## Your goal
Write what comes next in the blog post about teaching English in Incheon, picking up right after its final sentence.

## Excerpt to read
━━━━━━

While I twiddle my thumbs and think up proper posts, I will occasionally bring you, dear readers, snippets from my life in Incheon. These will be more personal posts, whereas in others I will try to approach subjects more universal to the foreign English teacher. Weekly Waygook is the feature that will allow me to spill out all the weird things that I’ve done or have happened to me in the span of the last little while in order to parse them. In other words: the anecdotes that just don’t coherently form a single narrative justifying their own post.
-The first real week alone has been marked largely by disconnect. In Canada, I often would like to claim to myself that I could certainly survive without the many technologies I encumbered myself with: I could wander about cell phone free, no internet to speak of, and surely my life would be little different. This is a monumentally foolish thing to think.
When you move to Korea, immigration requires that you go through a registration process to get an Alien Registration Card. This ARC entitles you, essentially, to hang out in Korea for more than 3 months working, and lets you open a bank account, get a cell phone, and hook up some internet. Because the process takes about 10 days and requires that you have your health check in, the vast majority of the new teachers have gone mostly communication free.

━━━━━━

[Region and label listings]
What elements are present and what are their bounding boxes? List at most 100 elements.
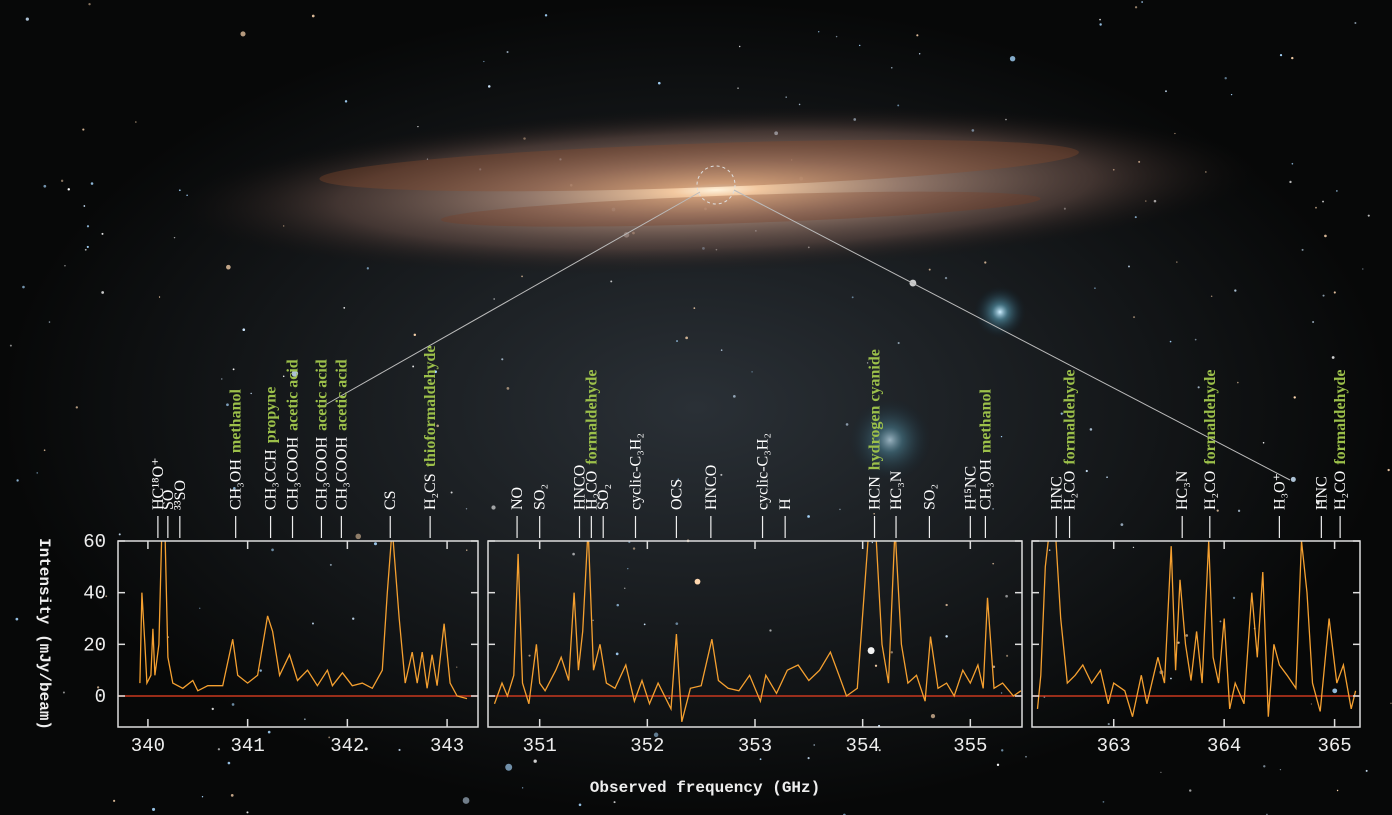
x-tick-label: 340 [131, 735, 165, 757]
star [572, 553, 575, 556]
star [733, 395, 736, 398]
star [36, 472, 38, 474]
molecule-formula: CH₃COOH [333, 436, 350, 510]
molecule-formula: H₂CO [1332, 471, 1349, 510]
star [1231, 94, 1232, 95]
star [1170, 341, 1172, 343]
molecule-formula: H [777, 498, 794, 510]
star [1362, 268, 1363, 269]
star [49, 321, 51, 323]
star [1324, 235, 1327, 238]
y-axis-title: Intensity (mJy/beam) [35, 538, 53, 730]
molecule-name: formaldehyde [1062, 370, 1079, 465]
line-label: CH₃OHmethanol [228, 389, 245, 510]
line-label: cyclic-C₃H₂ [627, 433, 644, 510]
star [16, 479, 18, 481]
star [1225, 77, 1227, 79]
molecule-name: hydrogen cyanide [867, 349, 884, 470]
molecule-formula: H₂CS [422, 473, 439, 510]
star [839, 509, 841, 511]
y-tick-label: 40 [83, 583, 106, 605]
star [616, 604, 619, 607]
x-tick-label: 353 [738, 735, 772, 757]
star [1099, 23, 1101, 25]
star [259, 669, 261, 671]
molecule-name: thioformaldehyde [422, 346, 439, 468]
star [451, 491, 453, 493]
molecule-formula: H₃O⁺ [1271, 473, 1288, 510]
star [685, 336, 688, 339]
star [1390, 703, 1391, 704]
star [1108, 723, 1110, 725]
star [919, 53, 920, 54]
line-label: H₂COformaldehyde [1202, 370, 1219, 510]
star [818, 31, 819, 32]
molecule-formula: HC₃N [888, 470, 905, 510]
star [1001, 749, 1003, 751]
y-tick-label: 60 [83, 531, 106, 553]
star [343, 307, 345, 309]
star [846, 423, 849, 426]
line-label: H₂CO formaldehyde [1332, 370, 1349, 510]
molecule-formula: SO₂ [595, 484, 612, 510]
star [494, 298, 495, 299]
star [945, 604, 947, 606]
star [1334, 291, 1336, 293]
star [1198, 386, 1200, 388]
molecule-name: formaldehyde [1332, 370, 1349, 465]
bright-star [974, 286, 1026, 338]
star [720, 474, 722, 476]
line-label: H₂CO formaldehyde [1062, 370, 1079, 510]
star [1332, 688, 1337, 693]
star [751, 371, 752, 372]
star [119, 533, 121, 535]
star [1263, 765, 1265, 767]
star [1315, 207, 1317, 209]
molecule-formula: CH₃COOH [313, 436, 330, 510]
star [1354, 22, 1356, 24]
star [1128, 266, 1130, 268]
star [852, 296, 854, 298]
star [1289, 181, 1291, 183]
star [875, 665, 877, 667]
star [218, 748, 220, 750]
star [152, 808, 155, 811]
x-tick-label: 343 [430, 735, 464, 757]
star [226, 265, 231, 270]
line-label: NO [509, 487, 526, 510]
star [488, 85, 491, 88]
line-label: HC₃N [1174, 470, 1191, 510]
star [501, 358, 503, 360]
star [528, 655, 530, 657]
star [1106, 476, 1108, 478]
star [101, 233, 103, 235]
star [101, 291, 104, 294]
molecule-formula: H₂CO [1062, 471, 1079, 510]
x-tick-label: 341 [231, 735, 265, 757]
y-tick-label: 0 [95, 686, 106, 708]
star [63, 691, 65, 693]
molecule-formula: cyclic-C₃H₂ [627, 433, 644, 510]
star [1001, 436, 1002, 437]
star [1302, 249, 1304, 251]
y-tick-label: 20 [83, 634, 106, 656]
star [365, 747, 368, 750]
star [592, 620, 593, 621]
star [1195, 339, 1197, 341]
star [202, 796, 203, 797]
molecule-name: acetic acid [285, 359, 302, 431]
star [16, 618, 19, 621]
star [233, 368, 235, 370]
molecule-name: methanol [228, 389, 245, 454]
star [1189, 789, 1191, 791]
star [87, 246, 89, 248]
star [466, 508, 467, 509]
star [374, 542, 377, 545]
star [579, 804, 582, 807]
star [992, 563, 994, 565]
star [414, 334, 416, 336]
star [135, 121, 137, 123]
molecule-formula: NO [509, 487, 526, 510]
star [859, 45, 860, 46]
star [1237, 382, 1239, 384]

━━━━━━

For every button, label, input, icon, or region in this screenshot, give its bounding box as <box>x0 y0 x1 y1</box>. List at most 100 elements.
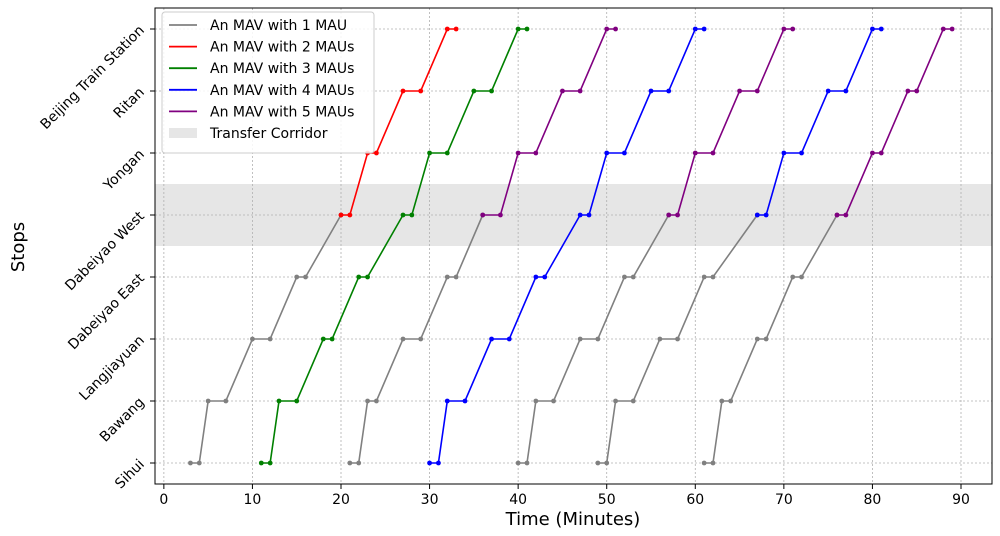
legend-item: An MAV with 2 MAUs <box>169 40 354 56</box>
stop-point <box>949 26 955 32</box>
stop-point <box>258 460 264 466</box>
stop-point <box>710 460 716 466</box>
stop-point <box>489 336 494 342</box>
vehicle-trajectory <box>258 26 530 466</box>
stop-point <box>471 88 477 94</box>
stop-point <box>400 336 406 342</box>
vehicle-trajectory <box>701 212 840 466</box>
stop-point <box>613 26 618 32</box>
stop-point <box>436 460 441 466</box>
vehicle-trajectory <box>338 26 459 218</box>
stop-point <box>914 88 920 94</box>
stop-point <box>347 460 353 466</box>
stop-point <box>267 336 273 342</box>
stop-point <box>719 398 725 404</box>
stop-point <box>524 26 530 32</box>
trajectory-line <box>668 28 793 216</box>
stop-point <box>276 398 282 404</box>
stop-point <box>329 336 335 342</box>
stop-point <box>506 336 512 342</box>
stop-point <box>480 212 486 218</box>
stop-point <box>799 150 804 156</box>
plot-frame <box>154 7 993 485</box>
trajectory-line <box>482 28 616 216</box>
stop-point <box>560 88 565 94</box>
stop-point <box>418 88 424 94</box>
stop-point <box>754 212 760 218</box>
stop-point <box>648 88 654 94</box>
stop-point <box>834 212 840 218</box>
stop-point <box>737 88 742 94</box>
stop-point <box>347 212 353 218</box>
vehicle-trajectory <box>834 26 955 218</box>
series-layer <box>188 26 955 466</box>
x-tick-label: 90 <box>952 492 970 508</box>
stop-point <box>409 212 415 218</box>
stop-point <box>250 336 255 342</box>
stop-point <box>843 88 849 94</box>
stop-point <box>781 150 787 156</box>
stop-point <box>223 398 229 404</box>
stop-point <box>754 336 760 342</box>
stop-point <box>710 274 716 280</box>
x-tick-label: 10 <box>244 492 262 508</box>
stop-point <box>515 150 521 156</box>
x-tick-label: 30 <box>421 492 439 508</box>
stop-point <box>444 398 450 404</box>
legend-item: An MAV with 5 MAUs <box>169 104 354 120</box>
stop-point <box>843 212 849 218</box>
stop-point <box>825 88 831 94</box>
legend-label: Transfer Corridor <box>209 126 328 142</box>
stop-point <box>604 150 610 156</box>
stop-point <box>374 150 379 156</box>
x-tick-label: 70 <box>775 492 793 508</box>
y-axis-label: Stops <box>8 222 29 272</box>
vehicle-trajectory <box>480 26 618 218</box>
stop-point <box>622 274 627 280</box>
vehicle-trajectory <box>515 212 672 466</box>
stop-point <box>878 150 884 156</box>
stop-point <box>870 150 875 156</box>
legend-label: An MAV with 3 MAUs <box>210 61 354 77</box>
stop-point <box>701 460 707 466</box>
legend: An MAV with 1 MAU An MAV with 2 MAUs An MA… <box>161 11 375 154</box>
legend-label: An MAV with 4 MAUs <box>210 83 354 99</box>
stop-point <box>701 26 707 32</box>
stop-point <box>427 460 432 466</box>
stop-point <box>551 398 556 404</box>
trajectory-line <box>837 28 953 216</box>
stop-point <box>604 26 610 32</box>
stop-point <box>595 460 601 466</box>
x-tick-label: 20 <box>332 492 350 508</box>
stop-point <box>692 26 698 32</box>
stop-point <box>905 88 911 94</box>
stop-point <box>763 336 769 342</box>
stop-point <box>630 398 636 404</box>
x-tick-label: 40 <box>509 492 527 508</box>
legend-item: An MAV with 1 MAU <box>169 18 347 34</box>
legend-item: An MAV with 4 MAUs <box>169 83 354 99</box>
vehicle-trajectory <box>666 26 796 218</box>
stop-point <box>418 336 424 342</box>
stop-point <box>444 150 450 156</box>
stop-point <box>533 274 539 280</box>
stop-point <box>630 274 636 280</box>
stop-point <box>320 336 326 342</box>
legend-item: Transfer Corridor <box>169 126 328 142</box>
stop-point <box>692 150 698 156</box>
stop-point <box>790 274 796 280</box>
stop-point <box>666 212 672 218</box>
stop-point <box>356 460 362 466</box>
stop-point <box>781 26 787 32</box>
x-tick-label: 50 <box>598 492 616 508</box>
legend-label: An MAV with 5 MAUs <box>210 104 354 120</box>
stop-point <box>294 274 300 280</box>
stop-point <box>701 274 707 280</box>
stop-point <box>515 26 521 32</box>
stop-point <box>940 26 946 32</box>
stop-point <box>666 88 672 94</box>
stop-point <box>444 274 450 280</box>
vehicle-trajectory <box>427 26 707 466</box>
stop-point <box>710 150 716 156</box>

━━━━━━

## Result of the task
Though not entirely. As a friend said, “Just tell me of the plans before 5 p.m. and I can be there.” We have internet access at our schools, and as ESL teachers, we have lots of down time. Whether through pity for the foreigners, or because most Koreans don’t waste their time on Facebook, most of the common Western time-wasting sites remain blissfully unblocked. For eight hours, minus, you know, actually teaching and planning and eating, you can tap that sweet, sweet broadband directly into your veins. I forget that I have been an avid internet junkie since the age of about 11. I think I may have actually gotten internet delirium tremens at some point.
-My principal is a continual joker. One day I wore a black tie, not knowing the implications, and he sat across from me at lunch with a playful scowl. Through my co-teacher, he communicated that that was strictly funeral wear. The next day, noting my blue tie, he asked, “Oh, did you just buy that this morning?” When my classes finished the other day, he summoned me from down the hall to drink coffee with me and speak Korean generally at me (I think giving a speech in Korean gave the wrong impression: I’m not actually that good with the language yet). I don’t drink coffee, so they gave me some traditional Korean tea, with an indecipherable fruit on the packet. When my co-teacher tried to look up a translation, the internet yielded “jujubes.”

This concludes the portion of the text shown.